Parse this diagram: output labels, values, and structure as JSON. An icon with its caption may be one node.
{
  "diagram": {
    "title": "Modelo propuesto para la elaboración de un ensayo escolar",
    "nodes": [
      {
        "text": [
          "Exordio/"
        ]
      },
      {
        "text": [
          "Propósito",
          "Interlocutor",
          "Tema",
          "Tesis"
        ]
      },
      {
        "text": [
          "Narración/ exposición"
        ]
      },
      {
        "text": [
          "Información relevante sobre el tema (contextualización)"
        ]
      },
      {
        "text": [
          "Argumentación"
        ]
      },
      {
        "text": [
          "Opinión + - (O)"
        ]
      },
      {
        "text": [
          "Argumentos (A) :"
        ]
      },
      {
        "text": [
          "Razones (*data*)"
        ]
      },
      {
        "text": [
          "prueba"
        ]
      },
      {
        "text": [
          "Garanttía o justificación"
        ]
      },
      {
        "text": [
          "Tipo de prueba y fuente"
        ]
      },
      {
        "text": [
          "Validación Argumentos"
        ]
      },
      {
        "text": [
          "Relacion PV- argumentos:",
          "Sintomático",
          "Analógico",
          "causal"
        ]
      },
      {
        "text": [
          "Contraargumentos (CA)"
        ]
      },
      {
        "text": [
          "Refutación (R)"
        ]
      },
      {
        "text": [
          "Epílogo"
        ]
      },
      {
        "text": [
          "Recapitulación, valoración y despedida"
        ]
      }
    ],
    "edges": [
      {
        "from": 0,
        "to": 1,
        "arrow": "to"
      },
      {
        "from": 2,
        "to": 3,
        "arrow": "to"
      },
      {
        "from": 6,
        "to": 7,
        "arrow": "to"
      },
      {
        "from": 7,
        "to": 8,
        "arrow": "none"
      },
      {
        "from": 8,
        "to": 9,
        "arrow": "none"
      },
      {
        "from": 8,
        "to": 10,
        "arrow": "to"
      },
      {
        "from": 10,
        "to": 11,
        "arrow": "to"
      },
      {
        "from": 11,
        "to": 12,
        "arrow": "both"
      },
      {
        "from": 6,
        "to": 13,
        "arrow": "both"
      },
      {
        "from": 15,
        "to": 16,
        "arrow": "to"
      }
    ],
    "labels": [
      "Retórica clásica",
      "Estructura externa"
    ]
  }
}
========
◆ Work to complete
Extract the data in full. Keep it word for word.

◆ Answer to the exercise
Parse this diagram: output labels, values, and structure as JSON. An icon with its caption may be one node.
{
  "diagram": {
    "title": "Modelo propuesto para la elaboración de un ensayo escolar",
    "nodes": [
      {
        "text": [
          "Exordio/"
        ]
      },
      {
        "text": [
          "Propósito",
          "Interlocutor",
          "Tema",
          "Tesis"
        ]
      },
      {
        "text": [
          "Narración/ exposición"
        ]
      },
      {
        "text": [
          "Información relevante sobre el tema (contextualización)"
        ]
      },
      {
        "text": [
          "Argumentación"
        ]
      },
      {
        "text": [
          "Opinión + - (O)"
        ]
      },
      {
        "text": [
          "Argumentos (A) :"
        ]
      },
      {
        "text": [
          "Razones (*data*)"
        ]
      },
      {
        "text": [
          "prueba"
        ]
      },
      {
        "text": [
          "Garanttía o justificación"
        ]
      },
      {
        "text": [
          "Tipo de prueba y fuente"
        ]
      },
      {
        "text": [
          "Validación Argumentos"
        ]
      },
      {
        "text": [
          "Relacion PV- argumentos:",
          "Sintomático",
          "Analógico",
          "causal"
        ]
      },
      {
        "text": [
          "Contraargumentos (CA)"
        ]
      },
      {
        "text": [
          "Refutación (R)"
        ]
      },
      {
        "text": [
          "Epílogo"
        ]
      },
      {
        "text": [
          "Recapitulación, valoración y despedida"
        ]
      }
    ],
    "edges": [
      {
        "from": 0,
        "to": 1,
        "arrow": "to"
      },
      {
        "from": 2,
        "to": 3,
        "arrow": "to"
      },
      {
        "from": 6,
        "to": 7,
        "arrow": "to"
      },
      {
        "from": 7,
        "to": 8,
        "arrow": "none"
      },
      {
        "from": 8,
        "to": 9,
        "arrow": "none"
      },
      {
        "from": 8,
        "to": 10,
        "arrow": "to"
      },
      {
        "from": 10,
        "to": 11,
        "arrow": "to"
      },
      {
        "from": 11,
        "to": 12,
        "arrow": "both"
      },
      {
        "from": 6,
        "to": 13,
        "arrow": "both"
      },
      {
        "from": 15,
        "to": 16,
        "arrow": "to"
      }
    ],
    "labels": [
      "Retórica clásica",
      "Estructura externa"
    ]
  }
}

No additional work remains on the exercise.